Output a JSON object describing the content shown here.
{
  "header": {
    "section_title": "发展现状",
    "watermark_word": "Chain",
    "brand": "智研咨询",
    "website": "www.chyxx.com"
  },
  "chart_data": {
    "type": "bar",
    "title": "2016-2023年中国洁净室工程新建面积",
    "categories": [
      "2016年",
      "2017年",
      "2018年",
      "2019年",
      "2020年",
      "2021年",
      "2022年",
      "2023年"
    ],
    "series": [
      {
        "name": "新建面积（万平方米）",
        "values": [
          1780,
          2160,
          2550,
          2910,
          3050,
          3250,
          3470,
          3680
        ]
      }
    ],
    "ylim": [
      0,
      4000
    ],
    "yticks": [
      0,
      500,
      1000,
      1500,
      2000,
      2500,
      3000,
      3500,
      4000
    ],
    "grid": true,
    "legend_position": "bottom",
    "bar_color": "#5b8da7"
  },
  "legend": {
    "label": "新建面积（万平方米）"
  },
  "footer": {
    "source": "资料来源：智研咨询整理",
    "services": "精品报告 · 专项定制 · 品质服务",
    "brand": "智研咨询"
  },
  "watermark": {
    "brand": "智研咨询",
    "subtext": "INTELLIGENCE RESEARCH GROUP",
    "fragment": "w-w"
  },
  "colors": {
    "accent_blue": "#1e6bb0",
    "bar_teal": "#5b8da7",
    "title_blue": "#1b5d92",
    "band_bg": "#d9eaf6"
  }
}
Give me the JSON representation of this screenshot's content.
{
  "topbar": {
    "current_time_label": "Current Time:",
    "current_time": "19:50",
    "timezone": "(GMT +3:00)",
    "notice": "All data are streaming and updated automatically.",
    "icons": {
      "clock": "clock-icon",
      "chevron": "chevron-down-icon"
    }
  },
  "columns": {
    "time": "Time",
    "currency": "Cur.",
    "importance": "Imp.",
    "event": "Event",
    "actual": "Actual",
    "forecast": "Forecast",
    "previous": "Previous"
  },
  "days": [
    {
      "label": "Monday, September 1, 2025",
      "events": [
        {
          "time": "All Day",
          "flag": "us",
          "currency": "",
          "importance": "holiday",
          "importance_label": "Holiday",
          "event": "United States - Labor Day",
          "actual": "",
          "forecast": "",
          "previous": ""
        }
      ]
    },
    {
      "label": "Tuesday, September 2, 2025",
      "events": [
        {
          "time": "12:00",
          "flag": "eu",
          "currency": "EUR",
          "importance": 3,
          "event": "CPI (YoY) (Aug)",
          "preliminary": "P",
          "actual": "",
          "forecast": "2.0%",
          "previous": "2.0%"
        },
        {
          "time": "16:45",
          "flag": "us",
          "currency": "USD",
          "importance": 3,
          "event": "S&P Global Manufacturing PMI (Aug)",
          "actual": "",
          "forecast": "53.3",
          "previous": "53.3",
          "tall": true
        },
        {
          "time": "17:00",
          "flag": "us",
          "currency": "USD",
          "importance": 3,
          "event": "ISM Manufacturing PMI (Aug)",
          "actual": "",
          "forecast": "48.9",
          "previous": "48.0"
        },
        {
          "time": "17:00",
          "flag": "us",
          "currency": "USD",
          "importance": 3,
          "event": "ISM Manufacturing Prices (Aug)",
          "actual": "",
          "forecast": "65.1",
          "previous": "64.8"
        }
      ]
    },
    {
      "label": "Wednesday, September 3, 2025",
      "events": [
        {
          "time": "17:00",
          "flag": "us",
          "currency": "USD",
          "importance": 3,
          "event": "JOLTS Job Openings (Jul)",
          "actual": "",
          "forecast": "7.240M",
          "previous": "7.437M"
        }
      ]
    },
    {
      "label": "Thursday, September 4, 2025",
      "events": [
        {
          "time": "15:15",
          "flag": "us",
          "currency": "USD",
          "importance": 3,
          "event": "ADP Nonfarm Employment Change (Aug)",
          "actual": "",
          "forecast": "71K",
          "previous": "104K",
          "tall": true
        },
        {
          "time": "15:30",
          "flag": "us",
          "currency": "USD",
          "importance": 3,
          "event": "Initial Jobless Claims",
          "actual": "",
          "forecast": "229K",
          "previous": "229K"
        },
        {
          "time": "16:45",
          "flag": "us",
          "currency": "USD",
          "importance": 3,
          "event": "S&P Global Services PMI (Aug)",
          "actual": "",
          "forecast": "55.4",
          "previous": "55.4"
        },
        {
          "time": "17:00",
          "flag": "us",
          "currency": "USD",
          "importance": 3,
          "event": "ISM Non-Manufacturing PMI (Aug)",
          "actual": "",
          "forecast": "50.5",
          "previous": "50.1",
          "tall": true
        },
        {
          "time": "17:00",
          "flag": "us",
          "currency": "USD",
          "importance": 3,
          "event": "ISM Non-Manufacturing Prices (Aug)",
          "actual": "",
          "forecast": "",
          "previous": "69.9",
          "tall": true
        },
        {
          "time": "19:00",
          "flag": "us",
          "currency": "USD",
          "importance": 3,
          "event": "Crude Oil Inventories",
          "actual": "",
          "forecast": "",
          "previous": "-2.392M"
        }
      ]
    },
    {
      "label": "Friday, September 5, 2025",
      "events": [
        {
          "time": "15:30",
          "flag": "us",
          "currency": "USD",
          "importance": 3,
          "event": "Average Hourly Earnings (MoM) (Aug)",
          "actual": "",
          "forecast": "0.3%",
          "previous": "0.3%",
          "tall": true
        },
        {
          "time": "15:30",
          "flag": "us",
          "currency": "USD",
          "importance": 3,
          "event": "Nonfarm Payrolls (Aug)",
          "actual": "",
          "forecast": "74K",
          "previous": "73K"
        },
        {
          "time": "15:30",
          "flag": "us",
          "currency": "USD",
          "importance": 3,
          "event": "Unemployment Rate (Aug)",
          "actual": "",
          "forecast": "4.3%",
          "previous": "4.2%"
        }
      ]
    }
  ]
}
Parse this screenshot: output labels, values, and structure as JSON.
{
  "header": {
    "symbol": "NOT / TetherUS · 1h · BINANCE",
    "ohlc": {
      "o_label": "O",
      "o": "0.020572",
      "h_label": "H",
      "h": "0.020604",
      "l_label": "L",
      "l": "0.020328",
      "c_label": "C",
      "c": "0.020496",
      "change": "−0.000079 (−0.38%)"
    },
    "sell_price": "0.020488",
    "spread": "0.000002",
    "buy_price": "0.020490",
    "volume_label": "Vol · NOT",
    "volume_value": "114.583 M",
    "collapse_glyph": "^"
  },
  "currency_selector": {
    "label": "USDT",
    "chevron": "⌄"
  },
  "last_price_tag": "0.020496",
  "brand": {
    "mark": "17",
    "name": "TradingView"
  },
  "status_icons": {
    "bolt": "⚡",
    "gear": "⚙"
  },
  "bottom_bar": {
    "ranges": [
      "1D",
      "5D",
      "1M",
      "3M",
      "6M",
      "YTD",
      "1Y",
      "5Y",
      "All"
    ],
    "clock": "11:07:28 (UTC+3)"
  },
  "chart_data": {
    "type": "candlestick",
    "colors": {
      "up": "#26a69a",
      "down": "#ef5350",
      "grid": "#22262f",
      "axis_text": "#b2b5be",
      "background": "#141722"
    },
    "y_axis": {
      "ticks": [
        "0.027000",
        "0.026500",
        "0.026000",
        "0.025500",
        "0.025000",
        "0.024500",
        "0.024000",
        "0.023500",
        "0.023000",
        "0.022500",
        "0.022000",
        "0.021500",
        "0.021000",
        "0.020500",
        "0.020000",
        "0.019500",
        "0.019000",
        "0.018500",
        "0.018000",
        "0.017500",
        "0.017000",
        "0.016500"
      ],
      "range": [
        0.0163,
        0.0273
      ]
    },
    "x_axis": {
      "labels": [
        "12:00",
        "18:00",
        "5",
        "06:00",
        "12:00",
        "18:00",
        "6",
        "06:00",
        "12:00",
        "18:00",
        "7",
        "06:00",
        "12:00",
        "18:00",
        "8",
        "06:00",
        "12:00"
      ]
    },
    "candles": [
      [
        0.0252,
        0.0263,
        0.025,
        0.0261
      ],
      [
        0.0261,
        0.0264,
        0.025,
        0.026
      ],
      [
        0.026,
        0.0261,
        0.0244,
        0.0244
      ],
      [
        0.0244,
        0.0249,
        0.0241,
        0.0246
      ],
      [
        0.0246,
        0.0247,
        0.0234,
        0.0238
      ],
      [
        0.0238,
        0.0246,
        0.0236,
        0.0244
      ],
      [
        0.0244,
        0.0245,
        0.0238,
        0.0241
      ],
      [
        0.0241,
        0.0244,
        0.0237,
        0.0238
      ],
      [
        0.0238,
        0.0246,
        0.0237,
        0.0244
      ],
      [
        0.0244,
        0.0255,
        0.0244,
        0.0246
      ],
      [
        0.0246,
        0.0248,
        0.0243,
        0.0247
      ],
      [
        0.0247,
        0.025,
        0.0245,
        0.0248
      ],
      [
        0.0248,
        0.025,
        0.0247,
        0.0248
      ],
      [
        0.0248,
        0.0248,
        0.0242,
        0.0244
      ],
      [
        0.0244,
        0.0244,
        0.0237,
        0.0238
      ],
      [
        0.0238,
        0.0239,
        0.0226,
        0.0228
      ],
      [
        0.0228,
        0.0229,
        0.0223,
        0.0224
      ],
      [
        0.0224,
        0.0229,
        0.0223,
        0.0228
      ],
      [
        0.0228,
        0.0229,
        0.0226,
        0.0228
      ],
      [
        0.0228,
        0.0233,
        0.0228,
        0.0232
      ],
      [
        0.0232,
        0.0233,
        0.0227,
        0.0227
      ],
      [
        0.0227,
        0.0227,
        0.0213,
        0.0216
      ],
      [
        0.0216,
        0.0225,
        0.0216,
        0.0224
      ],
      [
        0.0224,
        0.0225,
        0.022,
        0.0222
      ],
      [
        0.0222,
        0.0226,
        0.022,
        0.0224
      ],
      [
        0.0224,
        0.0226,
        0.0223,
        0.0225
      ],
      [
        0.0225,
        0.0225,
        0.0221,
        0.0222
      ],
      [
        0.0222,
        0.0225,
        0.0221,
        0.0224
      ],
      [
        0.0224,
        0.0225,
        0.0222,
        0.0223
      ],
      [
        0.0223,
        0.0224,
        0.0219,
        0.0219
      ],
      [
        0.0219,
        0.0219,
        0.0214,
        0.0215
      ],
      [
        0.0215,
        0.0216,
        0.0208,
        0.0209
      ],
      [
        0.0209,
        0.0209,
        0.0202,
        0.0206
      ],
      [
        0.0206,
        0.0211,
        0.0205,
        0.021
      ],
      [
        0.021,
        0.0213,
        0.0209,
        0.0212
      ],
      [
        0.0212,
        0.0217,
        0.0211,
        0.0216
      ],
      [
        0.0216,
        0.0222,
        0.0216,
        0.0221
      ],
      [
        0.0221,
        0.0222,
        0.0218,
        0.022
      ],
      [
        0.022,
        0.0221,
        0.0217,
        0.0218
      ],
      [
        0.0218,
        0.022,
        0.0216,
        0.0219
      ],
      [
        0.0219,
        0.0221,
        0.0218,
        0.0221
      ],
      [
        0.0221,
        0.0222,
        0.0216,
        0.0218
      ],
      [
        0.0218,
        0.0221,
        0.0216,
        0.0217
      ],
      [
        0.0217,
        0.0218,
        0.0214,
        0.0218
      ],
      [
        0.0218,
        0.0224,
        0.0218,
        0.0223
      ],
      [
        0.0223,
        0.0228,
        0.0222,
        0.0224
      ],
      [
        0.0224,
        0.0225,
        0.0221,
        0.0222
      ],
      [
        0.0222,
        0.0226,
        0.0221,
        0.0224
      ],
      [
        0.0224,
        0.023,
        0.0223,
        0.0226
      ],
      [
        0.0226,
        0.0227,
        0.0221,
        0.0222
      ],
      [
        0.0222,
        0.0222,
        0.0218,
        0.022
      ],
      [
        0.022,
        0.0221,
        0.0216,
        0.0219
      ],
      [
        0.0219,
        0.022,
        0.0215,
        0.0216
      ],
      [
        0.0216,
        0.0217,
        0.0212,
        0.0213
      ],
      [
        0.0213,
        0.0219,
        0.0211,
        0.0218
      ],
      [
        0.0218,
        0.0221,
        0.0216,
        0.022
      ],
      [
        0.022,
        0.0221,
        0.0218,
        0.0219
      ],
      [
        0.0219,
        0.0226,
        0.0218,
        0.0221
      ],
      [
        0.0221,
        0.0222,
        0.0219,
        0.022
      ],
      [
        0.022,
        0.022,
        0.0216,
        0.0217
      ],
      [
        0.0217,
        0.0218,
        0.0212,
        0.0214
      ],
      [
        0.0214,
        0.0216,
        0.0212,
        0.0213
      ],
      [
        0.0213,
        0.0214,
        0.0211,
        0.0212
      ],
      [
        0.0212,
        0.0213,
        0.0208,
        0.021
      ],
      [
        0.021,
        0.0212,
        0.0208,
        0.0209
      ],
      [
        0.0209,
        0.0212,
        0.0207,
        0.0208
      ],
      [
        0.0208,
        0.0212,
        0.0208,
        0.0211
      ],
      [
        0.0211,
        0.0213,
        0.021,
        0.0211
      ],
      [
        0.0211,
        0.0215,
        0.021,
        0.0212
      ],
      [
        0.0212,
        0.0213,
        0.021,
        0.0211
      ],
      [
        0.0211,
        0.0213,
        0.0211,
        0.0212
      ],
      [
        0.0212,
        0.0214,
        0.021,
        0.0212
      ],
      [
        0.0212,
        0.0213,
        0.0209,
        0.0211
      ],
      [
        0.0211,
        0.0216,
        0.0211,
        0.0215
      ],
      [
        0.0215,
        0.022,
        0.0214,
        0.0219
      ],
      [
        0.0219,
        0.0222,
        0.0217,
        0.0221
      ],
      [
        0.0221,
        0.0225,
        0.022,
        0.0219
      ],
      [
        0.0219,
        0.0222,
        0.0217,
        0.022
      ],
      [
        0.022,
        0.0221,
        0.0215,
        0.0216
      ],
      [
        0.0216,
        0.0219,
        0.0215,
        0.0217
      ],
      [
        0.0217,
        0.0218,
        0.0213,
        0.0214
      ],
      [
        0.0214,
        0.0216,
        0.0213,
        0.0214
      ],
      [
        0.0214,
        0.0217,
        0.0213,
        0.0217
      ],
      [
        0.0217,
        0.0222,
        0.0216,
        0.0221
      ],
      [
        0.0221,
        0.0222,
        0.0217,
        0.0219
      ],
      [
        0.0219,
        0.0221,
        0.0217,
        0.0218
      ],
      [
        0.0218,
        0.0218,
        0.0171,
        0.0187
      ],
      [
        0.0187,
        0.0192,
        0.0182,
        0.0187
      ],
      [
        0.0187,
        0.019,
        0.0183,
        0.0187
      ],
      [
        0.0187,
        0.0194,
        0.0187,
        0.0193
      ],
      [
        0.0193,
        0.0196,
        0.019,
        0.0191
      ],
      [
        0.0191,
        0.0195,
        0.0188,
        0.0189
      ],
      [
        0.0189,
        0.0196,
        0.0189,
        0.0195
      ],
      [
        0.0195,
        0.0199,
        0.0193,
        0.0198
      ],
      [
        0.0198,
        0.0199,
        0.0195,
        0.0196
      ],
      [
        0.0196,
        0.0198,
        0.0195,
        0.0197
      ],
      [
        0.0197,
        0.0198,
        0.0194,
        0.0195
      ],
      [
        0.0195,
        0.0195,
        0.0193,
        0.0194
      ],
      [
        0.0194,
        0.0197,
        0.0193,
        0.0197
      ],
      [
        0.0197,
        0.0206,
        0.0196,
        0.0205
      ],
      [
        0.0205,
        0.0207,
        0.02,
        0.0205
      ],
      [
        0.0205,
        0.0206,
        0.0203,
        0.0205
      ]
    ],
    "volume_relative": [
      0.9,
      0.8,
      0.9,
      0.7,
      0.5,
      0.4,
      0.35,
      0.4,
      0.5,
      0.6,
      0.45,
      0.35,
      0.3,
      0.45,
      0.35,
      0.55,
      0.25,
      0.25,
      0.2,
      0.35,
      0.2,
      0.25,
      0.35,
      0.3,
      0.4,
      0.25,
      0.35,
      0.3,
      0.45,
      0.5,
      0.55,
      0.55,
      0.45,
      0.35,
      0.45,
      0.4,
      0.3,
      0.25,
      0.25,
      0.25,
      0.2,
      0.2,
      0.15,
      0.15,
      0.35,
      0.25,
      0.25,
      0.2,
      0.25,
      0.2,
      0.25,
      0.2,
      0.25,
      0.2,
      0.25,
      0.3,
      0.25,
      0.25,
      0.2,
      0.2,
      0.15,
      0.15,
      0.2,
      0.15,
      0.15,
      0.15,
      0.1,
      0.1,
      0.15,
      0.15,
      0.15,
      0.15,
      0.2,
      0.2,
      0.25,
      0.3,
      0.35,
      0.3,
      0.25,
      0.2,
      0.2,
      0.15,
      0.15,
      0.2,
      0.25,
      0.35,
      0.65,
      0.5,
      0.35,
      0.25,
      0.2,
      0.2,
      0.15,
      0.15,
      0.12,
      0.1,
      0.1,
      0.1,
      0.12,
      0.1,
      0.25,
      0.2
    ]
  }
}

--- --- ---

Exercise description
Say how many lines have the string "brand" in them, offering no words beyond the number.

Right answer
4